- Dataset items:
○ ○ ○

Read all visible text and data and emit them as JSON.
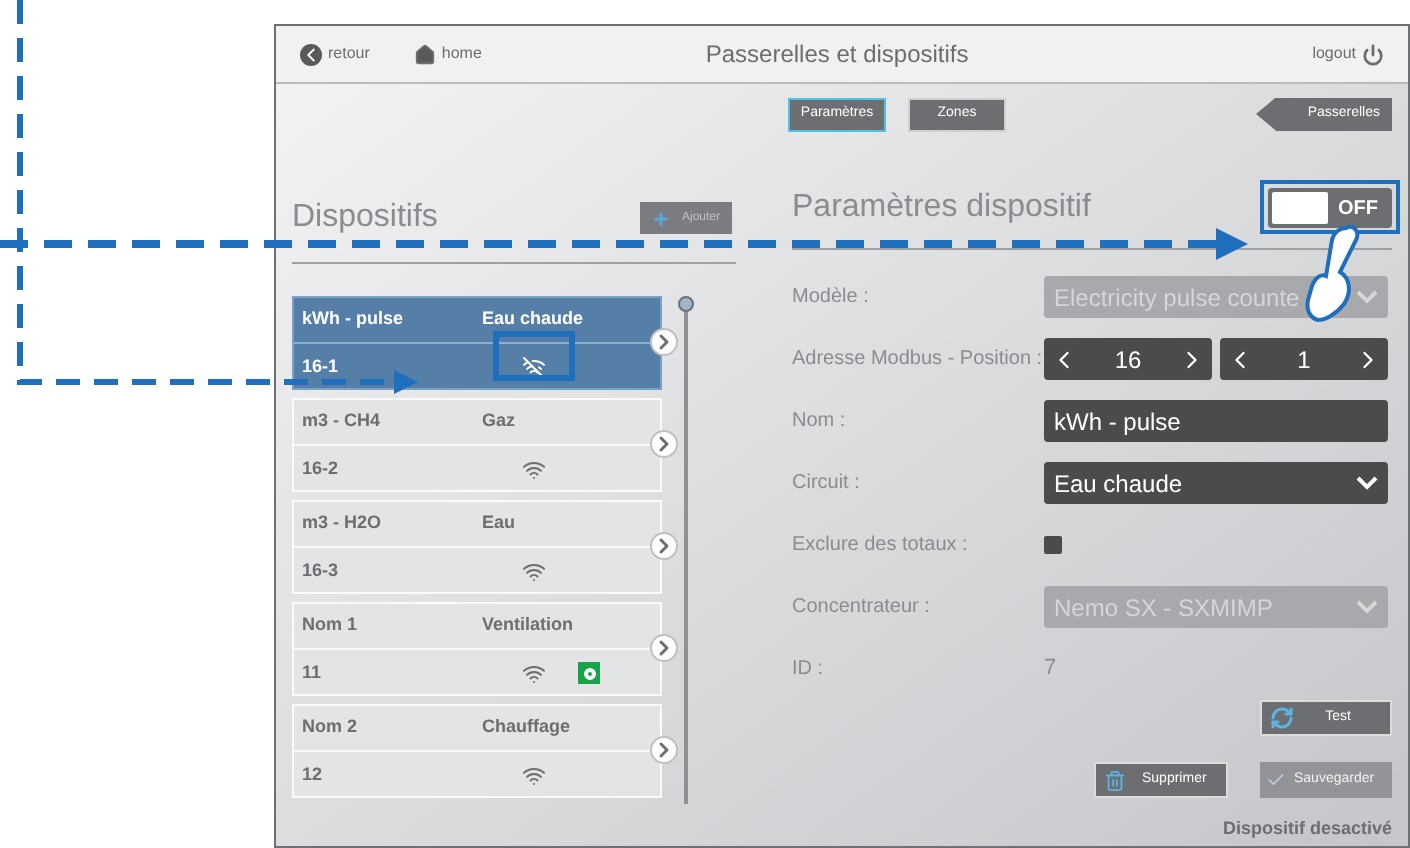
{
  "header": {
    "back": "retour",
    "home": "home",
    "title": "Passerelles et dispositifs",
    "logout": "logout"
  },
  "tabs": [
    {
      "label": "Paramètres",
      "selected": true
    },
    {
      "label": "Zones",
      "selected": false
    }
  ],
  "gateways_button": "Passerelles",
  "devices": {
    "title": "Dispositifs",
    "add": "Ajouter",
    "items": [
      {
        "name": "kWh - pulse",
        "type": "Eau chaude",
        "address": "16-1",
        "selected": true,
        "connected": false,
        "indicator": false
      },
      {
        "name": "m3 - CH4",
        "type": "Gaz",
        "address": "16-2",
        "selected": false,
        "connected": true,
        "indicator": false
      },
      {
        "name": "m3 - H2O",
        "type": "Eau",
        "address": "16-3",
        "selected": false,
        "connected": true,
        "indicator": false
      },
      {
        "name": "Nom 1",
        "type": "Ventilation",
        "address": "11",
        "selected": false,
        "connected": true,
        "indicator": true
      },
      {
        "name": "Nom 2",
        "type": "Chauffage",
        "address": "12",
        "selected": false,
        "connected": true,
        "indicator": false
      }
    ]
  },
  "settings": {
    "title": "Paramètres dispositif",
    "toggle": {
      "on": false,
      "label": "OFF"
    },
    "fields": [
      {
        "kind": "select",
        "label": "Modèle :",
        "value": "Electricity pulse counte",
        "disabled": true
      },
      {
        "kind": "stepper",
        "label": "Adresse Modbus - Position :",
        "values": [
          "16",
          "1"
        ]
      },
      {
        "kind": "text",
        "label": "Nom :",
        "value": "kWh - pulse"
      },
      {
        "kind": "select",
        "label": "Circuit :",
        "value": "Eau chaude",
        "disabled": false
      },
      {
        "kind": "checkbox",
        "label": "Exclure des totaux :",
        "checked": false
      },
      {
        "kind": "select",
        "label": "Concentrateur :",
        "value": "Nemo SX - SXMIMP",
        "disabled": true
      },
      {
        "kind": "value",
        "label": "ID :",
        "value": "7"
      }
    ],
    "test": "Test",
    "delete": "Supprimer",
    "save": {
      "label": "Sauvegarder",
      "disabled": true
    },
    "status": "Dispositif desactivé"
  }
}
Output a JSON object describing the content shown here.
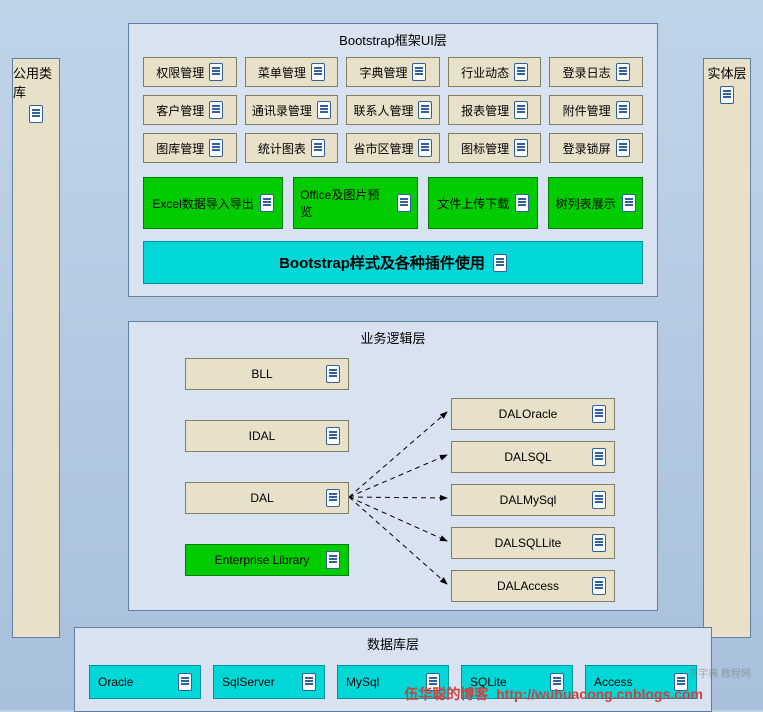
{
  "left_panel": {
    "label": "公用类库"
  },
  "right_panel": {
    "label": "实体层"
  },
  "ui_layer": {
    "title": "Bootstrap框架UI层",
    "row1": [
      "权限管理",
      "菜单管理",
      "字典管理",
      "行业动态",
      "登录日志"
    ],
    "row2": [
      "客户管理",
      "通讯录管理",
      "联系人管理",
      "报表管理",
      "附件管理"
    ],
    "row3": [
      "图库管理",
      "统计图表",
      "省市区管理",
      "图标管理",
      "登录锁屏"
    ],
    "green": [
      "Excel数据导入导出",
      "Office及图片预览",
      "文件上传下载",
      "树列表展示"
    ],
    "wide": "Bootstrap样式及各种插件使用"
  },
  "logic_layer": {
    "title": "业务逻辑层",
    "left": [
      "BLL",
      "IDAL",
      "DAL"
    ],
    "left_green": "Enterprise Library",
    "right": [
      "DALOracle",
      "DALSQL",
      "DALMySql",
      "DALSQLLite",
      "DALAccess"
    ]
  },
  "db_layer": {
    "title": "数据库层",
    "items": [
      "Oracle",
      "SqlServer",
      "MySql",
      "SQLite",
      "Access"
    ]
  },
  "watermark_left": "伍华聪的博客",
  "watermark_right": "http://wuhuacong.cnblogs.com",
  "watermark_small": "李宇典 教程网"
}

○ ○ ○

- Short problem: Give back each entry exactly as it appears, with no pictures.

- The output:
Read all visible text and data and emit them as JSON.
{
  "header": {
    "back": "retour",
    "home": "home",
    "title": "Passerelles et dispositifs",
    "logout": "logout"
  },
  "tabs": [
    {
      "label": "Paramètres",
      "selected": true
    },
    {
      "label": "Zones",
      "selected": false
    }
  ],
  "gateways_button": "Passerelles",
  "devices": {
    "title": "Dispositifs",
    "add": "Ajouter",
    "items": [
      {
        "name": "kWh - pulse",
        "type": "Eau chaude",
        "address": "16-1",
        "selected": true,
        "connected": false,
        "indicator": false
      },
      {
        "name": "m3 - CH4",
        "type": "Gaz",
        "address": "16-2",
        "selected": false,
        "connected": true,
        "indicator": false
      },
      {
        "name": "m3 - H2O",
        "type": "Eau",
        "address": "16-3",
        "selected": false,
        "connected": true,
        "indicator": false
      },
      {
        "name": "Nom 1",
        "type": "Ventilation",
        "address": "11",
        "selected": false,
        "connected": true,
        "indicator": true
      },
      {
        "name": "Nom 2",
        "type": "Chauffage",
        "address": "12",
        "selected": false,
        "connected": true,
        "indicator": false
      }
    ]
  },
  "settings": {
    "title": "Paramètres dispositif",
    "toggle": {
      "on": false,
      "label": "OFF"
    },
    "fields": [
      {
        "kind": "select",
        "label": "Modèle :",
        "value": "Electricity pulse counte",
        "disabled": true
      },
      {
        "kind": "stepper",
        "label": "Adresse Modbus - Position :",
        "values": [
          "16",
          "1"
        ]
      },
      {
        "kind": "text",
        "label": "Nom :",
        "value": "kWh - pulse"
      },
      {
        "kind": "select",
        "label": "Circuit :",
        "value": "Eau chaude",
        "disabled": false
      },
      {
        "kind": "checkbox",
        "label": "Exclure des totaux :",
        "checked": false
      },
      {
        "kind": "select",
        "label": "Concentrateur :",
        "value": "Nemo SX - SXMIMP",
        "disabled": true
      },
      {
        "kind": "value",
        "label": "ID :",
        "value": "7"
      }
    ],
    "test": "Test",
    "delete": "Supprimer",
    "save": {
      "label": "Sauvegarder",
      "disabled": true
    },
    "status": "Dispositif desactivé"
  }
}
Output a JSON object describing the content shown here.
{
  "left_panel": {
    "label": "公用类库"
  },
  "right_panel": {
    "label": "实体层"
  },
  "ui_layer": {
    "title": "Bootstrap框架UI层",
    "row1": [
      "权限管理",
      "菜单管理",
      "字典管理",
      "行业动态",
      "登录日志"
    ],
    "row2": [
      "客户管理",
      "通讯录管理",
      "联系人管理",
      "报表管理",
      "附件管理"
    ],
    "row3": [
      "图库管理",
      "统计图表",
      "省市区管理",
      "图标管理",
      "登录锁屏"
    ],
    "green": [
      "Excel数据导入导出",
      "Office及图片预览",
      "文件上传下载",
      "树列表展示"
    ],
    "wide": "Bootstrap样式及各种插件使用"
  },
  "logic_layer": {
    "title": "业务逻辑层",
    "left": [
      "BLL",
      "IDAL",
      "DAL"
    ],
    "left_green": "Enterprise Library",
    "right": [
      "DALOracle",
      "DALSQL",
      "DALMySql",
      "DALSQLLite",
      "DALAccess"
    ]
  },
  "db_layer": {
    "title": "数据库层",
    "items": [
      "Oracle",
      "SqlServer",
      "MySql",
      "SQLite",
      "Access"
    ]
  },
  "watermark_left": "伍华聪的博客",
  "watermark_right": "http://wuhuacong.cnblogs.com",
  "watermark_small": "李宇典 教程网"
}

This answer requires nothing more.